→ **PROBLEM TO WORK ON**
Print the listing below in its entirety, character for character.

→ **DATA PROVIDED**
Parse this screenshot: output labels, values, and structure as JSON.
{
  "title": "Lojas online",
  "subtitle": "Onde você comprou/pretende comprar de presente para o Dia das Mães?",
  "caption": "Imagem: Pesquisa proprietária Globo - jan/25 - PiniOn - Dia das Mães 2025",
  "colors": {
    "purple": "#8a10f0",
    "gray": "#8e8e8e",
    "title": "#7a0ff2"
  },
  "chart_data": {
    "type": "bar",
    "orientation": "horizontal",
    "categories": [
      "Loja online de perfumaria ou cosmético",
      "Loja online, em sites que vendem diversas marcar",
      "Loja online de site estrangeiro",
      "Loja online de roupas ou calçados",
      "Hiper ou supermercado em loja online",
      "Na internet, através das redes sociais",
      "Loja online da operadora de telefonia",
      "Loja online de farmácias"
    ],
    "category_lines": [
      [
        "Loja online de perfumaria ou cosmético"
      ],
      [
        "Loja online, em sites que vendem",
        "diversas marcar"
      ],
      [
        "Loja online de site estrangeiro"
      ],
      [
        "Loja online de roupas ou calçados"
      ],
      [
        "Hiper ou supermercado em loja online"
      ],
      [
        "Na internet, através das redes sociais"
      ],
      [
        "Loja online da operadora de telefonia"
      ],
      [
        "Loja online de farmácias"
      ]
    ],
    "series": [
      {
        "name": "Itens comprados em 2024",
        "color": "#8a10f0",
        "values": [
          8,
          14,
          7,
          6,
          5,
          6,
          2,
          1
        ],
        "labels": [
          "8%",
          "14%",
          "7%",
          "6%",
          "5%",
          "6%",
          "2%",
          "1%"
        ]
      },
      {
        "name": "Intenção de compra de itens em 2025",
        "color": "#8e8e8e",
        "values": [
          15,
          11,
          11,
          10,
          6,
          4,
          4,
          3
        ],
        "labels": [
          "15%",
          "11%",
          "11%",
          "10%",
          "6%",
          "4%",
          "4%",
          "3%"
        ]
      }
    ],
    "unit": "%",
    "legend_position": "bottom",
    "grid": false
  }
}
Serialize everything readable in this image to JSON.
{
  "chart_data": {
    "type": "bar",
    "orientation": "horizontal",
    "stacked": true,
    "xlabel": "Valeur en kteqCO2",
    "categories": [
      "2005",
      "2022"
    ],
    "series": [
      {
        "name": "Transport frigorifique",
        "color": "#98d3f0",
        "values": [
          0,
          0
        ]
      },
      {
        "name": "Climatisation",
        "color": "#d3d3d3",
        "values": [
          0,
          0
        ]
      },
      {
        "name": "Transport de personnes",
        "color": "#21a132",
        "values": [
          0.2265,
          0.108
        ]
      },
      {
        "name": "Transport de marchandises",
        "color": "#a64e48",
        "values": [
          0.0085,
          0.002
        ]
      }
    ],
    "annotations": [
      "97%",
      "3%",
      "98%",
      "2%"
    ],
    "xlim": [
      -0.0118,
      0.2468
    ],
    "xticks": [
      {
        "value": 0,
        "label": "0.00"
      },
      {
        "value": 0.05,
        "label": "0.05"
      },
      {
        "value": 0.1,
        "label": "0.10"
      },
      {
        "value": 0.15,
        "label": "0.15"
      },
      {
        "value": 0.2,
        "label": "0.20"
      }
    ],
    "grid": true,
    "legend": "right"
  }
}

→ **REPLY**
Parse this screenshot: output labels, values, and structure as JSON.
{
  "title": "Lojas online",
  "subtitle": "Onde você comprou/pretende comprar de presente para o Dia das Mães?",
  "caption": "Imagem: Pesquisa proprietária Globo - jan/25 - PiniOn - Dia das Mães 2025",
  "colors": {
    "purple": "#8a10f0",
    "gray": "#8e8e8e",
    "title": "#7a0ff2"
  },
  "chart_data": {
    "type": "bar",
    "orientation": "horizontal",
    "categories": [
      "Loja online de perfumaria ou cosmético",
      "Loja online, em sites que vendem diversas marcar",
      "Loja online de site estrangeiro",
      "Loja online de roupas ou calçados",
      "Hiper ou supermercado em loja online",
      "Na internet, através das redes sociais",
      "Loja online da operadora de telefonia",
      "Loja online de farmácias"
    ],
    "category_lines": [
      [
        "Loja online de perfumaria ou cosmético"
      ],
      [
        "Loja online, em sites que vendem",
        "diversas marcar"
      ],
      [
        "Loja online de site estrangeiro"
      ],
      [
        "Loja online de roupas ou calçados"
      ],
      [
        "Hiper ou supermercado em loja online"
      ],
      [
        "Na internet, através das redes sociais"
      ],
      [
        "Loja online da operadora de telefonia"
      ],
      [
        "Loja online de farmácias"
      ]
    ],
    "series": [
      {
        "name": "Itens comprados em 2024",
        "color": "#8a10f0",
        "values": [
          8,
          14,
          7,
          6,
          5,
          6,
          2,
          1
        ],
        "labels": [
          "8%",
          "14%",
          "7%",
          "6%",
          "5%",
          "6%",
          "2%",
          "1%"
        ]
      },
      {
        "name": "Intenção de compra de itens em 2025",
        "color": "#8e8e8e",
        "values": [
          15,
          11,
          11,
          10,
          6,
          4,
          4,
          3
        ],
        "labels": [
          "15%",
          "11%",
          "11%",
          "10%",
          "6%",
          "4%",
          "4%",
          "3%"
        ]
      }
    ],
    "unit": "%",
    "legend_position": "bottom",
    "grid": false
  }
}
Serialize everything readable in this image to JSON.
{
  "chart_data": {
    "type": "bar",
    "orientation": "horizontal",
    "stacked": true,
    "xlabel": "Valeur en kteqCO2",
    "categories": [
      "2005",
      "2022"
    ],
    "series": [
      {
        "name": "Transport frigorifique",
        "color": "#98d3f0",
        "values": [
          0,
          0
        ]
      },
      {
        "name": "Climatisation",
        "color": "#d3d3d3",
        "values": [
          0,
          0
        ]
      },
      {
        "name": "Transport de personnes",
        "color": "#21a132",
        "values": [
          0.2265,
          0.108
        ]
      },
      {
        "name": "Transport de marchandises",
        "color": "#a64e48",
        "values": [
          0.0085,
          0.002
        ]
      }
    ],
    "annotations": [
      "97%",
      "3%",
      "98%",
      "2%"
    ],
    "xlim": [
      -0.0118,
      0.2468
    ],
    "xticks": [
      {
        "value": 0,
        "label": "0.00"
      },
      {
        "value": 0.05,
        "label": "0.05"
      },
      {
        "value": 0.1,
        "label": "0.10"
      },
      {
        "value": 0.15,
        "label": "0.15"
      },
      {
        "value": 0.2,
        "label": "0.20"
      }
    ],
    "grid": true,
    "legend": "right"
  }
}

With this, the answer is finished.